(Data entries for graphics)
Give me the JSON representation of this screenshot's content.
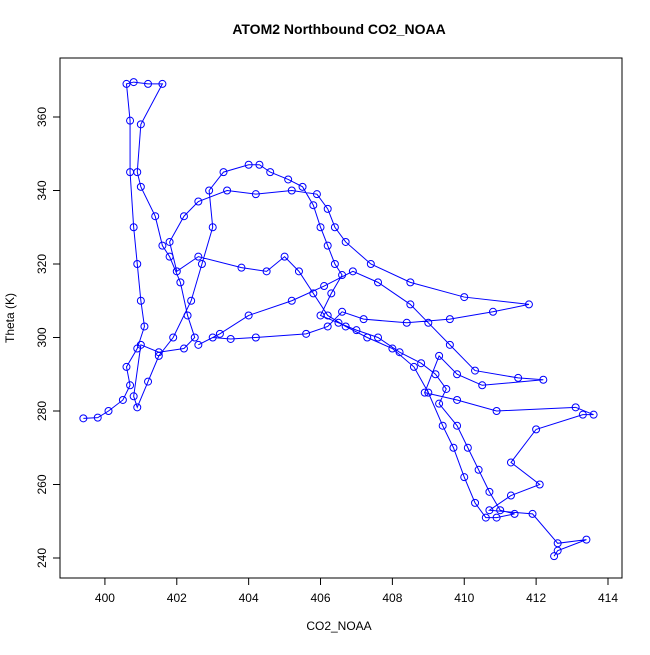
{
  "chart_data": {
    "type": "line",
    "markers": true,
    "color": "#0000ff",
    "title": "ATOM2 Northbound CO2_NOAA",
    "xlabel": "CO2_NOAA",
    "ylabel": "Theta (K)",
    "xlim": [
      398.75,
      414.39
    ],
    "ylim": [
      234.56,
      376.05
    ],
    "xticks": [
      400,
      402,
      404,
      406,
      408,
      410,
      412,
      414
    ],
    "yticks": [
      240,
      260,
      280,
      300,
      320,
      340,
      360
    ],
    "x": [
      399.4,
      399.8,
      400.1,
      400.5,
      400.7,
      400.6,
      400.9,
      401.1,
      401.0,
      400.9,
      400.8,
      400.7,
      400.7,
      400.6,
      400.8,
      401.2,
      401.6,
      401.0,
      400.9,
      401.0,
      401.4,
      401.6,
      401.8,
      402.1,
      402.3,
      402.5,
      402.2,
      401.5,
      401.0,
      400.8,
      400.9,
      401.2,
      401.5,
      401.9,
      402.4,
      402.7,
      403.0,
      402.9,
      403.3,
      404.0,
      404.3,
      404.6,
      405.1,
      405.5,
      405.8,
      406.0,
      406.2,
      406.4,
      406.6,
      406.3,
      406.0,
      406.5,
      407.0,
      407.6,
      408.2,
      408.8,
      409.2,
      409.5,
      409.3,
      409.8,
      410.1,
      410.4,
      410.7,
      411.0,
      411.4,
      410.9,
      410.6,
      410.3,
      410.0,
      409.7,
      409.4,
      409.0,
      408.6,
      408.0,
      407.3,
      406.7,
      406.2,
      405.8,
      405.4,
      405.0,
      404.5,
      403.8,
      402.6,
      402.0,
      401.8,
      402.2,
      402.6,
      403.4,
      404.2,
      405.2,
      405.9,
      406.2,
      406.4,
      406.7,
      407.4,
      408.5,
      410.0,
      411.8,
      410.8,
      409.6,
      408.4,
      407.2,
      406.6,
      406.2,
      405.6,
      404.2,
      403.5,
      403.0,
      402.6,
      403.2,
      404.0,
      405.2,
      406.1,
      406.9,
      407.6,
      408.5,
      409.0,
      409.6,
      410.3,
      411.5,
      412.2,
      410.5,
      409.8,
      409.3,
      408.9,
      409.8,
      410.9,
      413.1,
      413.6,
      413.3,
      412.0,
      411.3,
      412.1,
      411.3,
      410.7,
      411.9,
      412.6,
      413.4,
      412.6,
      412.5
    ],
    "values": [
      278,
      278.2,
      280,
      283,
      287,
      292,
      297,
      303,
      310,
      320,
      330,
      345,
      359,
      369,
      369.5,
      369,
      369,
      358,
      345,
      341,
      333,
      325,
      322,
      315,
      306,
      300,
      297,
      296,
      298,
      284,
      281,
      288,
      295,
      300,
      310,
      320,
      330,
      340,
      345,
      347,
      347,
      345,
      343,
      341,
      336,
      330,
      325,
      320,
      317,
      312,
      306,
      304,
      302,
      300,
      296,
      293,
      290,
      286,
      282,
      276,
      270,
      264,
      258,
      253,
      252,
      251,
      251,
      255,
      262,
      270,
      276,
      285,
      292,
      297,
      300,
      303,
      306,
      312,
      318,
      322,
      318,
      319,
      322,
      318,
      326,
      333,
      337,
      340,
      339,
      340,
      339,
      335,
      330,
      326,
      320,
      315,
      311,
      309,
      307,
      305,
      304,
      305,
      307,
      303,
      301,
      300,
      299.6,
      300,
      298,
      301,
      306,
      310,
      314,
      318,
      315,
      309,
      304,
      298,
      291,
      289,
      288.5,
      287,
      290,
      295,
      285,
      283,
      280,
      281,
      279,
      279,
      275,
      266,
      260,
      257,
      253,
      252,
      244,
      245,
      242,
      240.5
    ]
  }
}
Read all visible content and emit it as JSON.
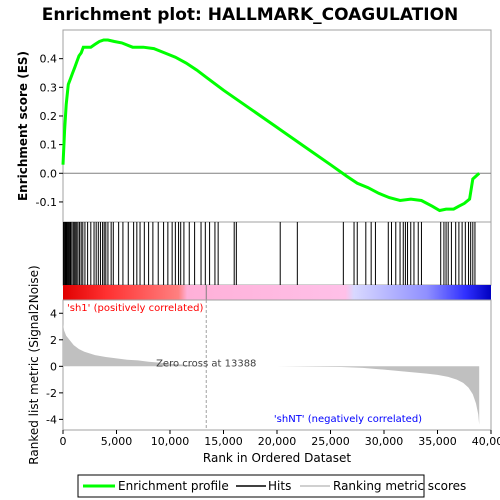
{
  "chart_data": {
    "type": "line",
    "title": "Enrichment plot: HALLMARK_COAGULATION",
    "es_panel": {
      "ylabel": "Enrichment score (ES)",
      "ylim": [
        -0.17,
        0.5
      ],
      "yticks": [
        -0.1,
        0.0,
        0.1,
        0.2,
        0.3,
        0.4
      ],
      "ytick_labels": [
        "-0.1",
        "0.0",
        "0.1",
        "0.2",
        "0.3",
        "0.4"
      ],
      "series": [
        {
          "name": "Enrichment profile",
          "color": "#00ff00",
          "x": [
            0,
            150,
            300,
            500,
            700,
            900,
            1100,
            1300,
            1500,
            1700,
            1900,
            2200,
            2600,
            3000,
            3400,
            3800,
            4200,
            4800,
            5500,
            6500,
            7500,
            8500,
            9500,
            10500,
            11500,
            12500,
            13388,
            15000,
            17500,
            20000,
            22500,
            25000,
            26500,
            27500,
            28500,
            29500,
            30500,
            31500,
            32500,
            33500,
            34500,
            35200,
            35800,
            36500,
            37000,
            37500,
            38000,
            38300,
            38600,
            38900
          ],
          "values": [
            0.03,
            0.15,
            0.24,
            0.31,
            0.33,
            0.35,
            0.37,
            0.39,
            0.41,
            0.42,
            0.44,
            0.44,
            0.44,
            0.45,
            0.46,
            0.465,
            0.465,
            0.46,
            0.455,
            0.44,
            0.44,
            0.435,
            0.42,
            0.405,
            0.385,
            0.36,
            0.335,
            0.29,
            0.225,
            0.16,
            0.095,
            0.03,
            -0.01,
            -0.035,
            -0.05,
            -0.07,
            -0.085,
            -0.095,
            -0.09,
            -0.095,
            -0.115,
            -0.13,
            -0.125,
            -0.125,
            -0.115,
            -0.105,
            -0.09,
            -0.02,
            -0.01,
            0.0
          ]
        }
      ]
    },
    "hits": {
      "name": "Hits",
      "positions": [
        50,
        120,
        200,
        280,
        350,
        430,
        520,
        600,
        700,
        820,
        950,
        1050,
        1150,
        1280,
        1400,
        1550,
        1700,
        1850,
        2050,
        2300,
        2600,
        2900,
        3100,
        3300,
        3500,
        3700,
        3850,
        4000,
        4200,
        4500,
        4700,
        5200,
        5600,
        6100,
        6600,
        6900,
        7200,
        7600,
        8000,
        8400,
        8900,
        9400,
        9800,
        10200,
        10500,
        10800,
        11000,
        11300,
        11800,
        12300,
        12900,
        13300,
        13700,
        14200,
        14500,
        16000,
        16200,
        20300,
        21900,
        26200,
        27200,
        27500,
        28300,
        28800,
        29200,
        30400,
        30700,
        31100,
        31500,
        31800,
        32000,
        32200,
        32500,
        32800,
        33200,
        33500,
        35300,
        35600,
        35800,
        36000,
        36300,
        36700,
        37000,
        37300,
        37600,
        37900,
        38100,
        38300,
        38500
      ]
    },
    "metric_panel": {
      "ylabel": "Ranked list metric (Signal2Noise)",
      "ylim": [
        -4.8,
        5.0
      ],
      "yticks": [
        -4,
        -2,
        0,
        2,
        4
      ],
      "ytick_labels": [
        "-4",
        "-2",
        "0",
        "2",
        "4"
      ],
      "series": [
        {
          "name": "Ranking metric scores",
          "color": "#c0c0c0",
          "x": [
            0,
            100,
            300,
            600,
            1000,
            1500,
            2000,
            3000,
            4000,
            5000,
            6000,
            7000,
            8000,
            9000,
            10000,
            11000,
            12000,
            13388,
            13389,
            15000,
            20000,
            26000,
            28000,
            30000,
            32000,
            34000,
            35000,
            36000,
            36800,
            37400,
            37900,
            38300,
            38600,
            38800,
            38900
          ],
          "values": [
            3.2,
            2.7,
            2.3,
            2.0,
            1.6,
            1.3,
            1.1,
            0.85,
            0.7,
            0.6,
            0.5,
            0.45,
            0.35,
            0.28,
            0.2,
            0.14,
            0.08,
            0.0,
            0.0,
            0.0,
            0.0,
            -0.05,
            -0.12,
            -0.25,
            -0.4,
            -0.55,
            -0.65,
            -0.8,
            -1.0,
            -1.25,
            -1.6,
            -2.1,
            -2.8,
            -3.6,
            -4.4
          ]
        }
      ],
      "zero_cross": 13388,
      "zero_cross_label": "Zero cross at 13388",
      "pos_label": "'sh1' (positively correlated)",
      "neg_label": "'shNT' (negatively correlated)",
      "pos_color": "#ff0000",
      "neg_color": "#0000ff"
    },
    "xlabel": "Rank in Ordered Dataset",
    "xlim": [
      0,
      40000
    ],
    "xticks": [
      0,
      5000,
      10000,
      15000,
      20000,
      25000,
      30000,
      35000,
      40000
    ],
    "xtick_labels": [
      "0",
      "5,000",
      "10,000",
      "15,000",
      "20,000",
      "25,000",
      "30,000",
      "35,000",
      "40,000"
    ],
    "dataset_size": 38900,
    "legend": {
      "placement": "bottom",
      "entries": [
        {
          "label": "Enrichment profile",
          "color": "#00ff00"
        },
        {
          "label": "Hits",
          "color": "#000000"
        },
        {
          "label": "Ranking metric scores",
          "color": "#c0c0c0"
        }
      ]
    }
  }
}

Exercise brief: Looking at the records above, report how many lines contain the word "title". Answer with the number only.

Solution to this problem: 2